== What you need to do ==
Every record here should be printed again exactly.

[Records supplied start]

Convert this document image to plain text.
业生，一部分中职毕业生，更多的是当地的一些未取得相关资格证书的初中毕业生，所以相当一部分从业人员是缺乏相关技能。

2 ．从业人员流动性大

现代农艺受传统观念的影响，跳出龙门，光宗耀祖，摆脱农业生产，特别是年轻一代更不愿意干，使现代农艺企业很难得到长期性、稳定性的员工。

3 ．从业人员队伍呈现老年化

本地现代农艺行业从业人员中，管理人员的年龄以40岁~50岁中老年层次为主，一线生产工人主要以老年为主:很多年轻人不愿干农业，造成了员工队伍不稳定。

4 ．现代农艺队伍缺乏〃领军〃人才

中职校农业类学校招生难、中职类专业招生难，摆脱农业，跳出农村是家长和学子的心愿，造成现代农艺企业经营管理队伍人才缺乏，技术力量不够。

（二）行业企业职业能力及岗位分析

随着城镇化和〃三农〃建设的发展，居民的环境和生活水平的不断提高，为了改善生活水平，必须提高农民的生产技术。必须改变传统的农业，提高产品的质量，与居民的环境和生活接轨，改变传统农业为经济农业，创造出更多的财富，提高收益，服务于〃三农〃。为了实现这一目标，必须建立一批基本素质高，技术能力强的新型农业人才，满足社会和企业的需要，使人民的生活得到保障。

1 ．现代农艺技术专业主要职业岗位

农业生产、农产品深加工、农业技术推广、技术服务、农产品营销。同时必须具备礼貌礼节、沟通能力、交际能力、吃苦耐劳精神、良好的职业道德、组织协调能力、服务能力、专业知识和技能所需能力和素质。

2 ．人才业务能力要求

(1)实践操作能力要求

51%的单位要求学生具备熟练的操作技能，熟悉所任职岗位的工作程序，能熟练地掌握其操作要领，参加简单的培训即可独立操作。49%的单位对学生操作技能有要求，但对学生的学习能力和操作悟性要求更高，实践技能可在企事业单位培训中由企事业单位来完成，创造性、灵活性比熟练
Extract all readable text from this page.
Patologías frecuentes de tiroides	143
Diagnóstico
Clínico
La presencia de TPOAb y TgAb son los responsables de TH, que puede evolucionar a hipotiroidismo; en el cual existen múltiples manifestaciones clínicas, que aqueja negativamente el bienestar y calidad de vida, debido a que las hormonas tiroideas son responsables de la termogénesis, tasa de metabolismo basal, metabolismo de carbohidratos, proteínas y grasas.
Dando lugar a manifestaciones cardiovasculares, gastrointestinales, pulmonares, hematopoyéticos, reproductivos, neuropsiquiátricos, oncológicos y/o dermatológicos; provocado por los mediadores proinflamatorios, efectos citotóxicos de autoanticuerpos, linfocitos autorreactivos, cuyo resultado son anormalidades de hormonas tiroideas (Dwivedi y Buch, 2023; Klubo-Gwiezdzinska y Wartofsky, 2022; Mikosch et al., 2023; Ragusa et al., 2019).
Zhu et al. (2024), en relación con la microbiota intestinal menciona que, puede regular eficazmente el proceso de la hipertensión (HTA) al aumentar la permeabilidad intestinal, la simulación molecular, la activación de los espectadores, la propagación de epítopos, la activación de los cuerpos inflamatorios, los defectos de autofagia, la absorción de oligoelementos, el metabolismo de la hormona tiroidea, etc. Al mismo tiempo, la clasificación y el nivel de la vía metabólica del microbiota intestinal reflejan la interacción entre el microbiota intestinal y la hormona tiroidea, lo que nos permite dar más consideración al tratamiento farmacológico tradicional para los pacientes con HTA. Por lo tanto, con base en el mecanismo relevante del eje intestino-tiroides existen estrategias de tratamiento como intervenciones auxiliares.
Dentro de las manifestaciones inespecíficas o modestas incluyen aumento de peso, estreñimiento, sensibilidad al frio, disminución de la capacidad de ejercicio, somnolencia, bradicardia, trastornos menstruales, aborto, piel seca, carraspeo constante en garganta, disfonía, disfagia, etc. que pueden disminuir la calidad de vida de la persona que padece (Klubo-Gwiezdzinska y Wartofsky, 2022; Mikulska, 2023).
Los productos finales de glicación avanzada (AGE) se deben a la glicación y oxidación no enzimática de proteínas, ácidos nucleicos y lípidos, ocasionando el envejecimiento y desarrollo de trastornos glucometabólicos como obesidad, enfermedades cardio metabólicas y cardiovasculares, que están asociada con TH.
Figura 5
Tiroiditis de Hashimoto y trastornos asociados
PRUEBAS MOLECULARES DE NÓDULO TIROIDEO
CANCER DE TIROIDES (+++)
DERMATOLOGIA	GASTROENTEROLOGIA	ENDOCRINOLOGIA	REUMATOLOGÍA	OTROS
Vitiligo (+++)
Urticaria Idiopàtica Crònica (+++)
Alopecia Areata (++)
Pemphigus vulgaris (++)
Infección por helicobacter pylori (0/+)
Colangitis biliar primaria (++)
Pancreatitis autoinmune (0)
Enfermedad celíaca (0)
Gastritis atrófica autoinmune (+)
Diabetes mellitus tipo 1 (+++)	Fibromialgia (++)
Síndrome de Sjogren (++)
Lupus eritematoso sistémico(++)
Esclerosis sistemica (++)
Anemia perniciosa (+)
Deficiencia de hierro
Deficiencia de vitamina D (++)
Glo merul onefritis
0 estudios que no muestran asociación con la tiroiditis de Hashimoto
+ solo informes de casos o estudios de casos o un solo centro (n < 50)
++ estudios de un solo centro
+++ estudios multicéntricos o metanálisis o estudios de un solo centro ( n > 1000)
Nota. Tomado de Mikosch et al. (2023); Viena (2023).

[Records supplied end]

== Response ==
Convert this document image to plain text.
业生，一部分中职毕业生，更多的是当地的一些未取得相关资格证书的初中毕业生，所以相当一部分从业人员是缺乏相关技能。

2 ．从业人员流动性大

现代农艺受传统观念的影响，跳出龙门，光宗耀祖，摆脱农业生产，特别是年轻一代更不愿意干，使现代农艺企业很难得到长期性、稳定性的员工。

3 ．从业人员队伍呈现老年化

本地现代农艺行业从业人员中，管理人员的年龄以40岁~50岁中老年层次为主，一线生产工人主要以老年为主:很多年轻人不愿干农业，造成了员工队伍不稳定。

4 ．现代农艺队伍缺乏〃领军〃人才

中职校农业类学校招生难、中职类专业招生难，摆脱农业，跳出农村是家长和学子的心愿，造成现代农艺企业经营管理队伍人才缺乏，技术力量不够。

（二）行业企业职业能力及岗位分析

随着城镇化和〃三农〃建设的发展，居民的环境和生活水平的不断提高，为了改善生活水平，必须提高农民的生产技术。必须改变传统的农业，提高产品的质量，与居民的环境和生活接轨，改变传统农业为经济农业，创造出更多的财富，提高收益，服务于〃三农〃。为了实现这一目标，必须建立一批基本素质高，技术能力强的新型农业人才，满足社会和企业的需要，使人民的生活得到保障。

1 ．现代农艺技术专业主要职业岗位

农业生产、农产品深加工、农业技术推广、技术服务、农产品营销。同时必须具备礼貌礼节、沟通能力、交际能力、吃苦耐劳精神、良好的职业道德、组织协调能力、服务能力、专业知识和技能所需能力和素质。

2 ．人才业务能力要求

(1)实践操作能力要求

51%的单位要求学生具备熟练的操作技能，熟悉所任职岗位的工作程序，能熟练地掌握其操作要领，参加简单的培训即可独立操作。49%的单位对学生操作技能有要求，但对学生的学习能力和操作悟性要求更高，实践技能可在企事业单位培训中由企事业单位来完成，创造性、灵活性比熟练
Extract all readable text from this page.
Patologías frecuentes de tiroides	143
Diagnóstico
Clínico
La presencia de TPOAb y TgAb son los responsables de TH, que puede evolucionar a hipotiroidismo; en el cual existen múltiples manifestaciones clínicas, que aqueja negativamente el bienestar y calidad de vida, debido a que las hormonas tiroideas son responsables de la termogénesis, tasa de metabolismo basal, metabolismo de carbohidratos, proteínas y grasas.
Dando lugar a manifestaciones cardiovasculares, gastrointestinales, pulmonares, hematopoyéticos, reproductivos, neuropsiquiátricos, oncológicos y/o dermatológicos; provocado por los mediadores proinflamatorios, efectos citotóxicos de autoanticuerpos, linfocitos autorreactivos, cuyo resultado son anormalidades de hormonas tiroideas (Dwivedi y Buch, 2023; Klubo-Gwiezdzinska y Wartofsky, 2022; Mikosch et al., 2023; Ragusa et al., 2019).
Zhu et al. (2024), en relación con la microbiota intestinal menciona que, puede regular eficazmente el proceso de la hipertensión (HTA) al aumentar la permeabilidad intestinal, la simulación molecular, la activación de los espectadores, la propagación de epítopos, la activación de los cuerpos inflamatorios, los defectos de autofagia, la absorción de oligoelementos, el metabolismo de la hormona tiroidea, etc. Al mismo tiempo, la clasificación y el nivel de la vía metabólica del microbiota intestinal reflejan la interacción entre el microbiota intestinal y la hormona tiroidea, lo que nos permite dar más consideración al tratamiento farmacológico tradicional para los pacientes con HTA. Por lo tanto, con base en el mecanismo relevante del eje intestino-tiroides existen estrategias de tratamiento como intervenciones auxiliares.
Dentro de las manifestaciones inespecíficas o modestas incluyen aumento de peso, estreñimiento, sensibilidad al frio, disminución de la capacidad de ejercicio, somnolencia, bradicardia, trastornos menstruales, aborto, piel seca, carraspeo constante en garganta, disfonía, disfagia, etc. que pueden disminuir la calidad de vida de la persona que padece (Klubo-Gwiezdzinska y Wartofsky, 2022; Mikulska, 2023).
Los productos finales de glicación avanzada (AGE) se deben a la glicación y oxidación no enzimática de proteínas, ácidos nucleicos y lípidos, ocasionando el envejecimiento y desarrollo de trastornos glucometabólicos como obesidad, enfermedades cardio metabólicas y cardiovasculares, que están asociada con TH.
Figura 5
Tiroiditis de Hashimoto y trastornos asociados
PRUEBAS MOLECULARES DE NÓDULO TIROIDEO
CANCER DE TIROIDES (+++)
DERMATOLOGIA	GASTROENTEROLOGIA	ENDOCRINOLOGIA	REUMATOLOGÍA	OTROS
Vitiligo (+++)
Urticaria Idiopàtica Crònica (+++)
Alopecia Areata (++)
Pemphigus vulgaris (++)
Infección por helicobacter pylori (0/+)
Colangitis biliar primaria (++)
Pancreatitis autoinmune (0)
Enfermedad celíaca (0)
Gastritis atrófica autoinmune (+)
Diabetes mellitus tipo 1 (+++)	Fibromialgia (++)
Síndrome de Sjogren (++)
Lupus eritematoso sistémico(++)
Esclerosis sistemica (++)
Anemia perniciosa (+)
Deficiencia de hierro
Deficiencia de vitamina D (++)
Glo merul onefritis
0 estudios que no muestran asociación con la tiroiditis de Hashimoto
+ solo informes de casos o estudios de casos o un solo centro (n < 50)
++ estudios de un solo centro
+++ estudios multicéntricos o metanálisis o estudios de un solo centro ( n > 1000)
Nota. Tomado de Mikosch et al. (2023); Viena (2023).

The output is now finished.